- [Problem statement]
Type out all the records word for word. Any pictures are to be left out.

=== Supplied records ===

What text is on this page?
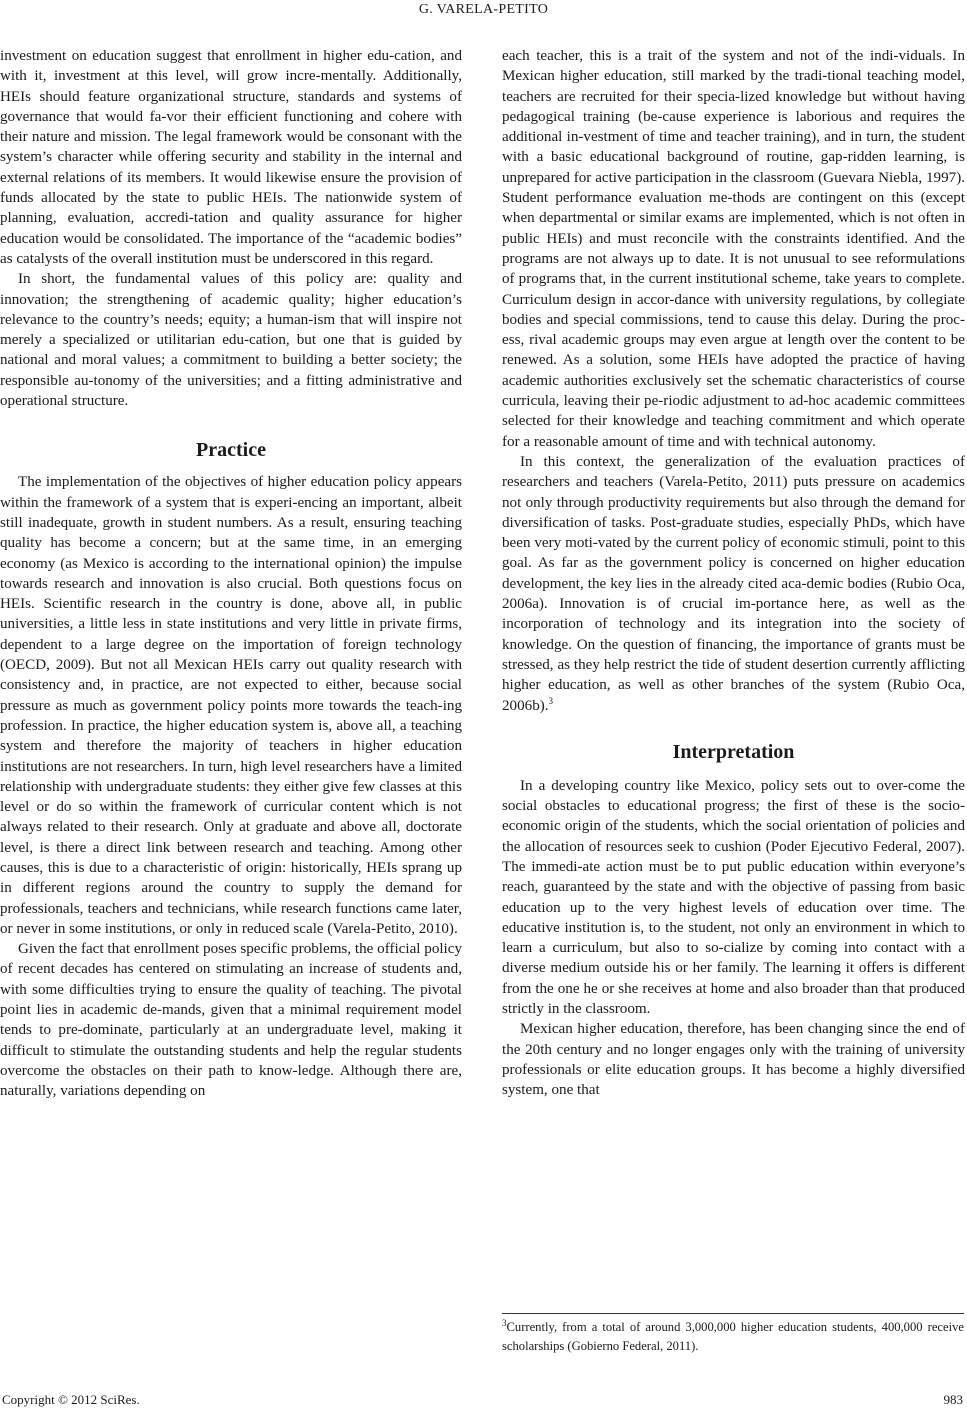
G. VARELA-PETITO

investment on education suggest that enrollment in higher edu-cation, and with it, investment at this level, will grow incre-mentally. Additionally, HEIs should feature organizational structure, standards and systems of governance that would fa-vor their efficient functioning and cohere with their nature and mission. The legal framework would be consonant with the system’s character while offering security and stability in the internal and external relations of its members. It would likewise ensure the provision of funds allocated by the state to public HEIs. The nationwide system of planning, evaluation, accredi-tation and quality assurance for higher education would be consolidated. The importance of the “academic bodies” as catalysts of the overall institution must be underscored in this regard.

In short, the fundamental values of this policy are: quality and innovation; the strengthening of academic quality; higher education’s relevance to the country’s needs; equity; a human-ism that will inspire not merely a specialized or utilitarian edu-cation, but one that is guided by national and moral values; a commitment to building a better society; the responsible au-tonomy of the universities; and a fitting administrative and operational structure.

Practice

The implementation of the objectives of higher education policy appears within the framework of a system that is experi-encing an important, albeit still inadequate, growth in student numbers. As a result, ensuring teaching quality has become a concern; but at the same time, in an emerging economy (as Mexico is according to the international opinion) the impulse towards research and innovation is also crucial. Both questions focus on HEIs. Scientific research in the country is done, above all, in public universities, a little less in state institutions and very little in private firms, dependent to a large degree on the importation of foreign technology (OECD, 2009). But not all Mexican HEIs carry out quality research with consistency and, in practice, are not expected to either, because social pressure as much as government policy points more towards the teach-ing profession. In practice, the higher education system is, above all, a teaching system and therefore the majority of teachers in higher education institutions are not researchers. In turn, high level researchers have a limited relationship with undergraduate students: they either give few classes at this level or do so within the framework of curricular content which is not always related to their research. Only at graduate and above all, doctorate level, is there a direct link between research and teaching. Among other causes, this is due to a characteristic of origin: historically, HEIs sprang up in different regions around the country to supply the demand for professionals, teachers and technicians, while research functions came later, or never in some institutions, or only in reduced scale (Varela-Petito, 2010).

Given the fact that enrollment poses specific problems, the official policy of recent decades has centered on stimulating an increase of students and, with some difficulties trying to ensure the quality of teaching. The pivotal point lies in academic de-mands, given that a minimal requirement model tends to pre-dominate, particularly at an undergraduate level, making it difficult to stimulate the outstanding students and help the regular students overcome the obstacles on their path to know-ledge. Although there are, naturally, variations depending on

each teacher, this is a trait of the system and not of the indi-viduals. In Mexican higher education, still marked by the tradi-tional teaching model, teachers are recruited for their specia-lized knowledge but without having pedagogical training (be-cause experience is laborious and requires the additional in-vestment of time and teacher training), and in turn, the student with a basic educational background of routine, gap-ridden learning, is unprepared for active participation in the classroom (Guevara Niebla, 1997). Student performance evaluation me-thods are contingent on this (except when departmental or similar exams are implemented, which is not often in public HEIs) and must reconcile with the constraints identified. And the programs are not always up to date. It is not unusual to see reformulations of programs that, in the current institutional scheme, take years to complete. Curriculum design in accor-dance with university regulations, by collegiate bodies and special commissions, tend to cause this delay. During the proc-ess, rival academic groups may even argue at length over the content to be renewed. As a solution, some HEIs have adopted the practice of having academic authorities exclusively set the schematic characteristics of course curricula, leaving their pe-riodic adjustment to ad-hoc academic committees selected for their knowledge and teaching commitment and which operate for a reasonable amount of time and with technical autonomy.

In this context, the generalization of the evaluation practices of researchers and teachers (Varela-Petito, 2011) puts pressure on academics not only through productivity requirements but also through the demand for diversification of tasks. Post-graduate studies, especially PhDs, which have been very moti-vated by the current policy of economic stimuli, point to this goal. As far as the government policy is concerned on higher education development, the key lies in the already cited aca-demic bodies (Rubio Oca, 2006a). Innovation is of crucial im-portance here, as well as the incorporation of technology and its integration into the society of knowledge. On the question of financing, the importance of grants must be stressed, as they help restrict the tide of student desertion currently afflicting higher education, as well as other branches of the system (Rubio Oca, 2006b).$^3$

Interpretation

In a developing country like Mexico, policy sets out to over-come the social obstacles to educational progress; the first of these is the socio-economic origin of the students, which the social orientation of policies and the allocation of resources seek to cushion (Poder Ejecutivo Federal, 2007). The immedi-ate action must be to put public education within everyone’s reach, guaranteed by the state and with the objective of passing from basic education up to the very highest levels of education over time. The educative institution is, to the student, not only an environment in which to learn a curriculum, but also to so-cialize by coming into contact with a diverse medium outside his or her family. The learning it offers is different from the one he or she receives at home and also broader than that produced strictly in the classroom.

Mexican higher education, therefore, has been changing since the end of the 20th century and no longer engages only with the training of university professionals or elite education groups. It has become a highly diversified system, one that

$^3$Currently, from a total of around 3,000,000 higher education students, 400,000 receive scholarships (Gobierno Federal, 2011).
Copyright © 2012 SciRes.	983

===

- [Solved exercise]
What text is on this page?
G. VARELA-PETITO

investment on education suggest that enrollment in higher edu-cation, and with it, investment at this level, will grow incre-mentally. Additionally, HEIs should feature organizational structure, standards and systems of governance that would fa-vor their efficient functioning and cohere with their nature and mission. The legal framework would be consonant with the system’s character while offering security and stability in the internal and external relations of its members. It would likewise ensure the provision of funds allocated by the state to public HEIs. The nationwide system of planning, evaluation, accredi-tation and quality assurance for higher education would be consolidated. The importance of the “academic bodies” as catalysts of the overall institution must be underscored in this regard.

In short, the fundamental values of this policy are: quality and innovation; the strengthening of academic quality; higher education’s relevance to the country’s needs; equity; a human-ism that will inspire not merely a specialized or utilitarian edu-cation, but one that is guided by national and moral values; a commitment to building a better society; the responsible au-tonomy of the universities; and a fitting administrative and operational structure.

Practice

The implementation of the objectives of higher education policy appears within the framework of a system that is experi-encing an important, albeit still inadequate, growth in student numbers. As a result, ensuring teaching quality has become a concern; but at the same time, in an emerging economy (as Mexico is according to the international opinion) the impulse towards research and innovation is also crucial. Both questions focus on HEIs. Scientific research in the country is done, above all, in public universities, a little less in state institutions and very little in private firms, dependent to a large degree on the importation of foreign technology (OECD, 2009). But not all Mexican HEIs carry out quality research with consistency and, in practice, are not expected to either, because social pressure as much as government policy points more towards the teach-ing profession. In practice, the higher education system is, above all, a teaching system and therefore the majority of teachers in higher education institutions are not researchers. In turn, high level researchers have a limited relationship with undergraduate students: they either give few classes at this level or do so within the framework of curricular content which is not always related to their research. Only at graduate and above all, doctorate level, is there a direct link between research and teaching. Among other causes, this is due to a characteristic of origin: historically, HEIs sprang up in different regions around the country to supply the demand for professionals, teachers and technicians, while research functions came later, or never in some institutions, or only in reduced scale (Varela-Petito, 2010).

Given the fact that enrollment poses specific problems, the official policy of recent decades has centered on stimulating an increase of students and, with some difficulties trying to ensure the quality of teaching. The pivotal point lies in academic de-mands, given that a minimal requirement model tends to pre-dominate, particularly at an undergraduate level, making it difficult to stimulate the outstanding students and help the regular students overcome the obstacles on their path to know-ledge. Although there are, naturally, variations depending on

each teacher, this is a trait of the system and not of the indi-viduals. In Mexican higher education, still marked by the tradi-tional teaching model, teachers are recruited for their specia-lized knowledge but without having pedagogical training (be-cause experience is laborious and requires the additional in-vestment of time and teacher training), and in turn, the student with a basic educational background of routine, gap-ridden learning, is unprepared for active participation in the classroom (Guevara Niebla, 1997). Student performance evaluation me-thods are contingent on this (except when departmental or similar exams are implemented, which is not often in public HEIs) and must reconcile with the constraints identified. And the programs are not always up to date. It is not unusual to see reformulations of programs that, in the current institutional scheme, take years to complete. Curriculum design in accor-dance with university regulations, by collegiate bodies and special commissions, tend to cause this delay. During the proc-ess, rival academic groups may even argue at length over the content to be renewed. As a solution, some HEIs have adopted the practice of having academic authorities exclusively set the schematic characteristics of course curricula, leaving their pe-riodic adjustment to ad-hoc academic committees selected for their knowledge and teaching commitment and which operate for a reasonable amount of time and with technical autonomy.

In this context, the generalization of the evaluation practices of researchers and teachers (Varela-Petito, 2011) puts pressure on academics not only through productivity requirements but also through the demand for diversification of tasks. Post-graduate studies, especially PhDs, which have been very moti-vated by the current policy of economic stimuli, point to this goal. As far as the government policy is concerned on higher education development, the key lies in the already cited aca-demic bodies (Rubio Oca, 2006a). Innovation is of crucial im-portance here, as well as the incorporation of technology and its integration into the society of knowledge. On the question of financing, the importance of grants must be stressed, as they help restrict the tide of student desertion currently afflicting higher education, as well as other branches of the system (Rubio Oca, 2006b).$^3$

Interpretation

In a developing country like Mexico, policy sets out to over-come the social obstacles to educational progress; the first of these is the socio-economic origin of the students, which the social orientation of policies and the allocation of resources seek to cushion (Poder Ejecutivo Federal, 2007). The immedi-ate action must be to put public education within everyone’s reach, guaranteed by the state and with the objective of passing from basic education up to the very highest levels of education over time. The educative institution is, to the student, not only an environment in which to learn a curriculum, but also to so-cialize by coming into contact with a diverse medium outside his or her family. The learning it offers is different from the one he or she receives at home and also broader than that produced strictly in the classroom.

Mexican higher education, therefore, has been changing since the end of the 20th century and no longer engages only with the training of university professionals or elite education groups. It has become a highly diversified system, one that

$^3$Currently, from a total of around 3,000,000 higher education students, 400,000 receive scholarships (Gobierno Federal, 2011).
Copyright © 2012 SciRes.	983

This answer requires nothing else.